-- Task description --
Return each line of the data below verbatim; pictures are to be left out.

Extracted data entries
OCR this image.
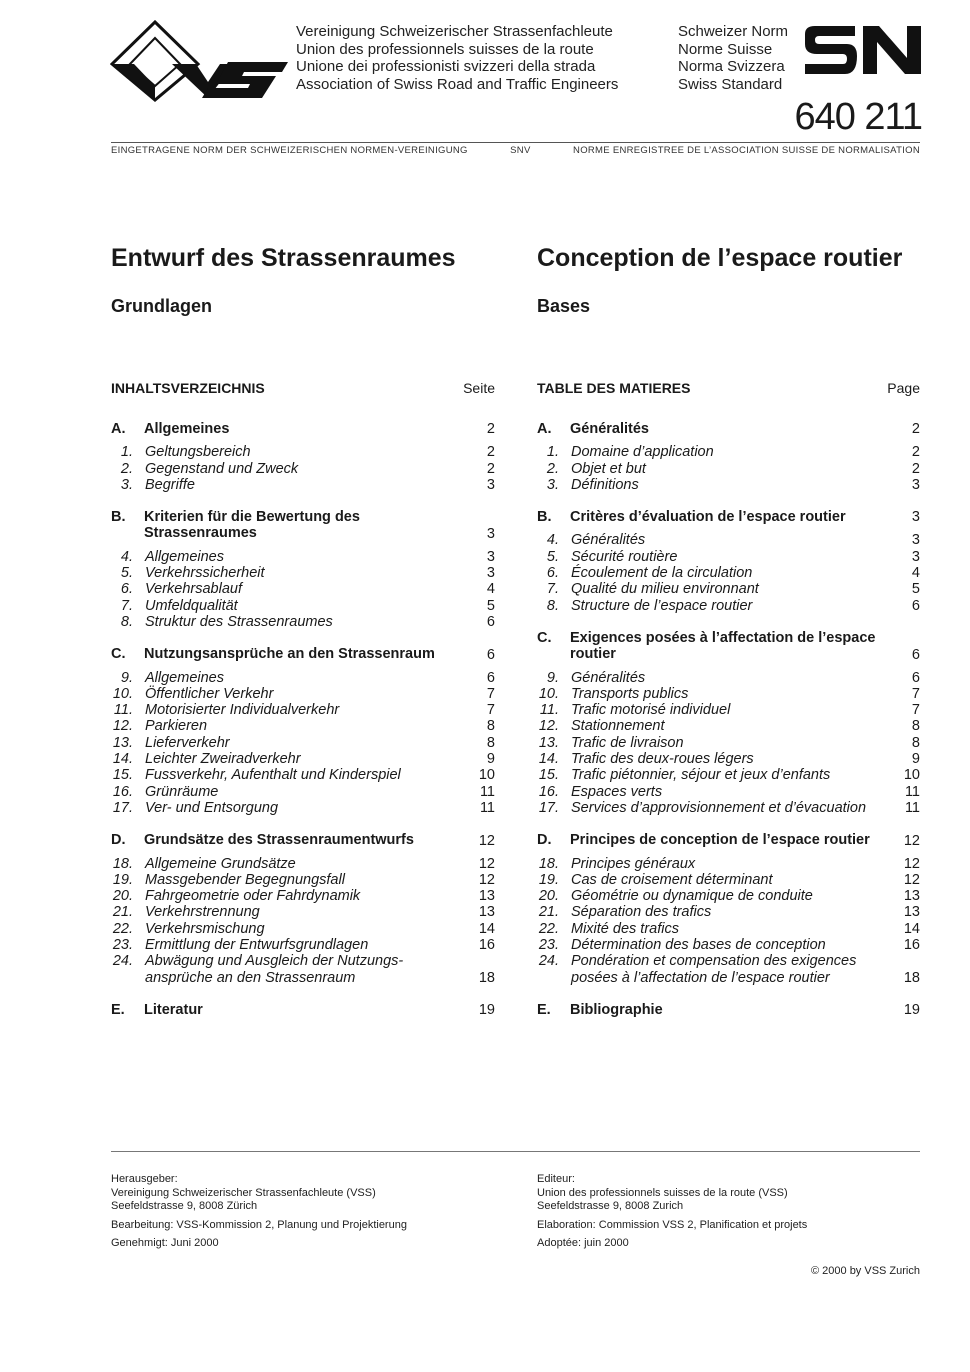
Vereinigung Schweizerischer Strassenfachleute
Union des professionnels suisses de la route
Unione dei professionisti svizzeri della strada
Association of Swiss Road and Traffic Engineers
Schweizer Norm
Norme Suisse
Norma Svizzera
Swiss Standard
640 211
EINGETRAGENE NORM DER SCHWEIZERISCHEN NORMEN-VEREINIGUNG	SNV	NORME ENREGISTREE DE L’ASSOCIATION SUISSE DE NORMALISATION
Entwurf des Strassenraumes	Conception de l’espace routier
Grundlagen	Bases
INHALTSVERZEICHNIS	Seite	TABLE DES MATIERES	Page
A.	Allgemeines	2
1. Geltungsbereich	2
2. Gegenstand und Zweck	2
3. Begriffe	3
B.	Kriterien für die Bewertung des Strassenraumes	3
4. Allgemeines	3
5. Verkehrssicherheit	3
6. Verkehrsablauf	4
7. Umfeldqualität	5
8. Struktur des Strassenraumes	6
C.	Nutzungsansprüche an den Strassenraum	6
9. Allgemeines	6
10. Öffentlicher Verkehr	7
11. Motorisierter Individualverkehr	7
12. Parkieren	8
13. Lieferverkehr	8
14. Leichter Zweiradverkehr	9
15. Fussverkehr, Aufenthalt und Kinderspiel	10
16. Grünräume	11
17. Ver- und Entsorgung	11
D.	Grundsätze des Strassenraumentwurfs	12
18. Allgemeine Grundsätze	12
19. Massgebender Begegnungsfall	12
20. Fahrgeometrie oder Fahrdynamik	13
21. Verkehrstrennung	13
22. Verkehrsmischung	14
23. Ermittlung der Entwurfsgrundlagen	16
24. Abwägung und Ausgleich der Nutzungs- ansprüche an den Strassenraum	18
E.	Literatur	19
A.	Généralités	2
1. Domaine d’application	2
2. Objet et but	2
3. Définitions	3
B.	Critères d’évaluation de l’espace routier	3
4. Généralités	3
5. Sécurité routière	3
6. Écoulement de la circulation	4
7. Qualité du milieu environnant	5
8. Structure de l’espace routier	6
C.	Exigences posées à l’affectation de l’espace routier	6
9. Généralités	6
10. Transports publics	7
11. Trafic motorisé individuel	7
12. Stationnement	8
13. Trafic de livraison	8
14. Trafic des deux-roues légers	9
15. Trafic piétonnier, séjour et jeux d’enfants	10
16. Espaces verts	11
17. Services d’approvisionnement et d’évacuation	11
D.	Principes de conception de l’espace routier	12
18. Principes généraux	12
19. Cas de croisement déterminant	12
20. Géométrie ou dynamique de conduite	13
21. Séparation des trafics	13
22. Mixité des trafics	14
23. Détermination des bases de conception	16
24. Pondération et compensation des exigences posées à l’affectation de l’espace routier	18
E.	Bibliographie	19

Herausgeber:
Vereinigung Schweizerischer Strassenfachleute (VSS)
Seefeldstrasse 9, 8008 Zürich

Bearbeitung: VSS-Kommission 2, Planung und Projektierung

Genehmigt: Juni 2000

Editeur:
Union des professionnels suisses de la route (VSS)
Seefeldstrasse 9, 8008 Zurich

Elaboration: Commission VSS 2, Planification et projets

Adoptée: juin 2000

© 2000 by VSS Zurich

-- Solution for this problem --
OCR this image.
Vereinigung Schweizerischer Strassenfachleute
Union des professionnels suisses de la route
Unione dei professionisti svizzeri della strada
Association of Swiss Road and Traffic Engineers
Schweizer Norm
Norme Suisse
Norma Svizzera
Swiss Standard
640 211
EINGETRAGENE NORM DER SCHWEIZERISCHEN NORMEN-VEREINIGUNG	SNV	NORME ENREGISTREE DE L’ASSOCIATION SUISSE DE NORMALISATION
Entwurf des Strassenraumes	Conception de l’espace routier
Grundlagen	Bases
INHALTSVERZEICHNIS	Seite	TABLE DES MATIERES	Page
A.	Allgemeines	2
1. Geltungsbereich	2
2. Gegenstand und Zweck	2
3. Begriffe	3
B.	Kriterien für die Bewertung des Strassenraumes	3
4. Allgemeines	3
5. Verkehrssicherheit	3
6. Verkehrsablauf	4
7. Umfeldqualität	5
8. Struktur des Strassenraumes	6
C.	Nutzungsansprüche an den Strassenraum	6
9. Allgemeines	6
10. Öffentlicher Verkehr	7
11. Motorisierter Individualverkehr	7
12. Parkieren	8
13. Lieferverkehr	8
14. Leichter Zweiradverkehr	9
15. Fussverkehr, Aufenthalt und Kinderspiel	10
16. Grünräume	11
17. Ver- und Entsorgung	11
D.	Grundsätze des Strassenraumentwurfs	12
18. Allgemeine Grundsätze	12
19. Massgebender Begegnungsfall	12
20. Fahrgeometrie oder Fahrdynamik	13
21. Verkehrstrennung	13
22. Verkehrsmischung	14
23. Ermittlung der Entwurfsgrundlagen	16
24. Abwägung und Ausgleich der Nutzungs- ansprüche an den Strassenraum	18
E.	Literatur	19
A.	Généralités	2
1. Domaine d’application	2
2. Objet et but	2
3. Définitions	3
B.	Critères d’évaluation de l’espace routier	3
4. Généralités	3
5. Sécurité routière	3
6. Écoulement de la circulation	4
7. Qualité du milieu environnant	5
8. Structure de l’espace routier	6
C.	Exigences posées à l’affectation de l’espace routier	6
9. Généralités	6
10. Transports publics	7
11. Trafic motorisé individuel	7
12. Stationnement	8
13. Trafic de livraison	8
14. Trafic des deux-roues légers	9
15. Trafic piétonnier, séjour et jeux d’enfants	10
16. Espaces verts	11
17. Services d’approvisionnement et d’évacuation	11
D.	Principes de conception de l’espace routier	12
18. Principes généraux	12
19. Cas de croisement déterminant	12
20. Géométrie ou dynamique de conduite	13
21. Séparation des trafics	13
22. Mixité des trafics	14
23. Détermination des bases de conception	16
24. Pondération et compensation des exigences posées à l’affectation de l’espace routier	18
E.	Bibliographie	19

Herausgeber:
Vereinigung Schweizerischer Strassenfachleute (VSS)
Seefeldstrasse 9, 8008 Zürich

Bearbeitung: VSS-Kommission 2, Planung und Projektierung

Genehmigt: Juni 2000

Editeur:
Union des professionnels suisses de la route (VSS)
Seefeldstrasse 9, 8008 Zurich

Elaboration: Commission VSS 2, Planification et projets

Adoptée: juin 2000

© 2000 by VSS Zurich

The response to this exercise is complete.